PROVIDED DATA:
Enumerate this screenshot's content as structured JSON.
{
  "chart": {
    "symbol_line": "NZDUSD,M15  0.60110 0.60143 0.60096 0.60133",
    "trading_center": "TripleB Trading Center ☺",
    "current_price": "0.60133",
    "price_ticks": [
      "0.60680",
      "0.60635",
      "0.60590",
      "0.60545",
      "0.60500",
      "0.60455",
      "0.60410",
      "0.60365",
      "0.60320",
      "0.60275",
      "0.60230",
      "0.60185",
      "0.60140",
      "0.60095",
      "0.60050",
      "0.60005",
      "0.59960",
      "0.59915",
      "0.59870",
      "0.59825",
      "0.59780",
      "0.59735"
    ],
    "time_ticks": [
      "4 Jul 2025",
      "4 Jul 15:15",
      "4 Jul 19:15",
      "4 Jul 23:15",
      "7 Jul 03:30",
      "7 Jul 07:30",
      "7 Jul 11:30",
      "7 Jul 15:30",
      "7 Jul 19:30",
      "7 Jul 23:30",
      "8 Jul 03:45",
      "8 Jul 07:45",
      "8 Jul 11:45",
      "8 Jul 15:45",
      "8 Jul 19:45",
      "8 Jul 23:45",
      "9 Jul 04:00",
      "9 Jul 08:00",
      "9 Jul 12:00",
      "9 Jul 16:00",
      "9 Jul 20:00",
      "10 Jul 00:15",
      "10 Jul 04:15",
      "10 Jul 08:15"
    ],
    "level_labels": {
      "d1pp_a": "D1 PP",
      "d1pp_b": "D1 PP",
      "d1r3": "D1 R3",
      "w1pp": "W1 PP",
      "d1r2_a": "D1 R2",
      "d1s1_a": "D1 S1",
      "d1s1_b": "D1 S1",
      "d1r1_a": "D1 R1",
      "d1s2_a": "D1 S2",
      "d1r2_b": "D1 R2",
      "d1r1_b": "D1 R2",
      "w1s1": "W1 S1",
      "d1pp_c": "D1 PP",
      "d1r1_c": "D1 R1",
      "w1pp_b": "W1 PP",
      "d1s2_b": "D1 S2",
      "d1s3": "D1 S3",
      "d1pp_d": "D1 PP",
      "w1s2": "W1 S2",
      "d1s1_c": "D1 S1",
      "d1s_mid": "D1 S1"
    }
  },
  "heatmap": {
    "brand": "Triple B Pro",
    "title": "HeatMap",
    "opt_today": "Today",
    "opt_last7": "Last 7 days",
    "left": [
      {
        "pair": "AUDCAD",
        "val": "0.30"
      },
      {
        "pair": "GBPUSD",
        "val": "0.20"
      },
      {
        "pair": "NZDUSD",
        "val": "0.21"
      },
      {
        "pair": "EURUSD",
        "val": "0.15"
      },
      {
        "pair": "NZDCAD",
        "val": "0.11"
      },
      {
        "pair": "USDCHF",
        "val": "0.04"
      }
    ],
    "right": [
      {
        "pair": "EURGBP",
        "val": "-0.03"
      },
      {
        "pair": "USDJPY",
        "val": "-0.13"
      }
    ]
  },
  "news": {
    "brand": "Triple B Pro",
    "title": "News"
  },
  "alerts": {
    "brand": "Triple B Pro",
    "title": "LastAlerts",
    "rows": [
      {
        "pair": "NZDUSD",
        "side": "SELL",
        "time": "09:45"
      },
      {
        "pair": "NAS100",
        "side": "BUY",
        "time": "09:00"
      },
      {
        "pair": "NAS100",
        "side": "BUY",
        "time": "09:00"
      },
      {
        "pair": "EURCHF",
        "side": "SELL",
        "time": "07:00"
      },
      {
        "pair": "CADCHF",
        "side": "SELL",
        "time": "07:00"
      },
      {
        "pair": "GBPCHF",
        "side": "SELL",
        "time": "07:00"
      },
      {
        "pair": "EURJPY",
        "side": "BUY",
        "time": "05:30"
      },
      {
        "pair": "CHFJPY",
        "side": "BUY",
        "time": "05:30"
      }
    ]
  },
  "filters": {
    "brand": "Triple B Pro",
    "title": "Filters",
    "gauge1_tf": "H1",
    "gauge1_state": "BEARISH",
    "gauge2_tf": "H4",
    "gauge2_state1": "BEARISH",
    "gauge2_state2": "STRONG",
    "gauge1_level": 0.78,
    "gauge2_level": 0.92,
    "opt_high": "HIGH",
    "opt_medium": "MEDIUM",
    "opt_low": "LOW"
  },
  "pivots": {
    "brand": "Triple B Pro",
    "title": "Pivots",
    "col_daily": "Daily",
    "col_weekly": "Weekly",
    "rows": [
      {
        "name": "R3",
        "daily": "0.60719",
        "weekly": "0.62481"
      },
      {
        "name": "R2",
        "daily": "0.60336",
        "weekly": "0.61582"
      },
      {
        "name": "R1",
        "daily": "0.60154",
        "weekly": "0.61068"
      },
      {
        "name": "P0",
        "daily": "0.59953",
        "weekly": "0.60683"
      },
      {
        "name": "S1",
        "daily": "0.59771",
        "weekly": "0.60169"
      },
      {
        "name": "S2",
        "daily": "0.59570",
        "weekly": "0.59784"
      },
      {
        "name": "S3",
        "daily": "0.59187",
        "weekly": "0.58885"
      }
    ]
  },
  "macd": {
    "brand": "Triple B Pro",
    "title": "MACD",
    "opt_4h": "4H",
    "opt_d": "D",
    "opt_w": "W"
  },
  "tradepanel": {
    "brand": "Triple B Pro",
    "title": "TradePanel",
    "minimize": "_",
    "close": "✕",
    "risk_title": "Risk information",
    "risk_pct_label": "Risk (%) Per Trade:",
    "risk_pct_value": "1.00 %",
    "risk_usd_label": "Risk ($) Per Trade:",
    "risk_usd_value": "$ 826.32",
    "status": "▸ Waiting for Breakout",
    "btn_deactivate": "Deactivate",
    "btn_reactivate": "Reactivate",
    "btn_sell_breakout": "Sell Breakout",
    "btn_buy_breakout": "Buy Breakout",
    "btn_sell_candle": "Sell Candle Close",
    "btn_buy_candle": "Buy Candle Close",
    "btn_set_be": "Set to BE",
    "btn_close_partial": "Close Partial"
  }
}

TASK OBJECTIVE:
Return every line of the material exactly.

TASK OUTPUT:
Enumerate this screenshot's content as structured JSON.
{
  "chart": {
    "symbol_line": "NZDUSD,M15  0.60110 0.60143 0.60096 0.60133",
    "trading_center": "TripleB Trading Center ☺",
    "current_price": "0.60133",
    "price_ticks": [
      "0.60680",
      "0.60635",
      "0.60590",
      "0.60545",
      "0.60500",
      "0.60455",
      "0.60410",
      "0.60365",
      "0.60320",
      "0.60275",
      "0.60230",
      "0.60185",
      "0.60140",
      "0.60095",
      "0.60050",
      "0.60005",
      "0.59960",
      "0.59915",
      "0.59870",
      "0.59825",
      "0.59780",
      "0.59735"
    ],
    "time_ticks": [
      "4 Jul 2025",
      "4 Jul 15:15",
      "4 Jul 19:15",
      "4 Jul 23:15",
      "7 Jul 03:30",
      "7 Jul 07:30",
      "7 Jul 11:30",
      "7 Jul 15:30",
      "7 Jul 19:30",
      "7 Jul 23:30",
      "8 Jul 03:45",
      "8 Jul 07:45",
      "8 Jul 11:45",
      "8 Jul 15:45",
      "8 Jul 19:45",
      "8 Jul 23:45",
      "9 Jul 04:00",
      "9 Jul 08:00",
      "9 Jul 12:00",
      "9 Jul 16:00",
      "9 Jul 20:00",
      "10 Jul 00:15",
      "10 Jul 04:15",
      "10 Jul 08:15"
    ],
    "level_labels": {
      "d1pp_a": "D1 PP",
      "d1pp_b": "D1 PP",
      "d1r3": "D1 R3",
      "w1pp": "W1 PP",
      "d1r2_a": "D1 R2",
      "d1s1_a": "D1 S1",
      "d1s1_b": "D1 S1",
      "d1r1_a": "D1 R1",
      "d1s2_a": "D1 S2",
      "d1r2_b": "D1 R2",
      "d1r1_b": "D1 R2",
      "w1s1": "W1 S1",
      "d1pp_c": "D1 PP",
      "d1r1_c": "D1 R1",
      "w1pp_b": "W1 PP",
      "d1s2_b": "D1 S2",
      "d1s3": "D1 S3",
      "d1pp_d": "D1 PP",
      "w1s2": "W1 S2",
      "d1s1_c": "D1 S1",
      "d1s_mid": "D1 S1"
    }
  },
  "heatmap": {
    "brand": "Triple B Pro",
    "title": "HeatMap",
    "opt_today": "Today",
    "opt_last7": "Last 7 days",
    "left": [
      {
        "pair": "AUDCAD",
        "val": "0.30"
      },
      {
        "pair": "GBPUSD",
        "val": "0.20"
      },
      {
        "pair": "NZDUSD",
        "val": "0.21"
      },
      {
        "pair": "EURUSD",
        "val": "0.15"
      },
      {
        "pair": "NZDCAD",
        "val": "0.11"
      },
      {
        "pair": "USDCHF",
        "val": "0.04"
      }
    ],
    "right": [
      {
        "pair": "EURGBP",
        "val": "-0.03"
      },
      {
        "pair": "USDJPY",
        "val": "-0.13"
      }
    ]
  },
  "news": {
    "brand": "Triple B Pro",
    "title": "News"
  },
  "alerts": {
    "brand": "Triple B Pro",
    "title": "LastAlerts",
    "rows": [
      {
        "pair": "NZDUSD",
        "side": "SELL",
        "time": "09:45"
      },
      {
        "pair": "NAS100",
        "side": "BUY",
        "time": "09:00"
      },
      {
        "pair": "NAS100",
        "side": "BUY",
        "time": "09:00"
      },
      {
        "pair": "EURCHF",
        "side": "SELL",
        "time": "07:00"
      },
      {
        "pair": "CADCHF",
        "side": "SELL",
        "time": "07:00"
      },
      {
        "pair": "GBPCHF",
        "side": "SELL",
        "time": "07:00"
      },
      {
        "pair": "EURJPY",
        "side": "BUY",
        "time": "05:30"
      },
      {
        "pair": "CHFJPY",
        "side": "BUY",
        "time": "05:30"
      }
    ]
  },
  "filters": {
    "brand": "Triple B Pro",
    "title": "Filters",
    "gauge1_tf": "H1",
    "gauge1_state": "BEARISH",
    "gauge2_tf": "H4",
    "gauge2_state1": "BEARISH",
    "gauge2_state2": "STRONG",
    "gauge1_level": 0.78,
    "gauge2_level": 0.92,
    "opt_high": "HIGH",
    "opt_medium": "MEDIUM",
    "opt_low": "LOW"
  },
  "pivots": {
    "brand": "Triple B Pro",
    "title": "Pivots",
    "col_daily": "Daily",
    "col_weekly": "Weekly",
    "rows": [
      {
        "name": "R3",
        "daily": "0.60719",
        "weekly": "0.62481"
      },
      {
        "name": "R2",
        "daily": "0.60336",
        "weekly": "0.61582"
      },
      {
        "name": "R1",
        "daily": "0.60154",
        "weekly": "0.61068"
      },
      {
        "name": "P0",
        "daily": "0.59953",
        "weekly": "0.60683"
      },
      {
        "name": "S1",
        "daily": "0.59771",
        "weekly": "0.60169"
      },
      {
        "name": "S2",
        "daily": "0.59570",
        "weekly": "0.59784"
      },
      {
        "name": "S3",
        "daily": "0.59187",
        "weekly": "0.58885"
      }
    ]
  },
  "macd": {
    "brand": "Triple B Pro",
    "title": "MACD",
    "opt_4h": "4H",
    "opt_d": "D",
    "opt_w": "W"
  },
  "tradepanel": {
    "brand": "Triple B Pro",
    "title": "TradePanel",
    "minimize": "_",
    "close": "✕",
    "risk_title": "Risk information",
    "risk_pct_label": "Risk (%) Per Trade:",
    "risk_pct_value": "1.00 %",
    "risk_usd_label": "Risk ($) Per Trade:",
    "risk_usd_value": "$ 826.32",
    "status": "▸ Waiting for Breakout",
    "btn_deactivate": "Deactivate",
    "btn_reactivate": "Reactivate",
    "btn_sell_breakout": "Sell Breakout",
    "btn_buy_breakout": "Buy Breakout",
    "btn_sell_candle": "Sell Candle Close",
    "btn_buy_candle": "Buy Candle Close",
    "btn_set_be": "Set to BE",
    "btn_close_partial": "Close Partial"
  }
}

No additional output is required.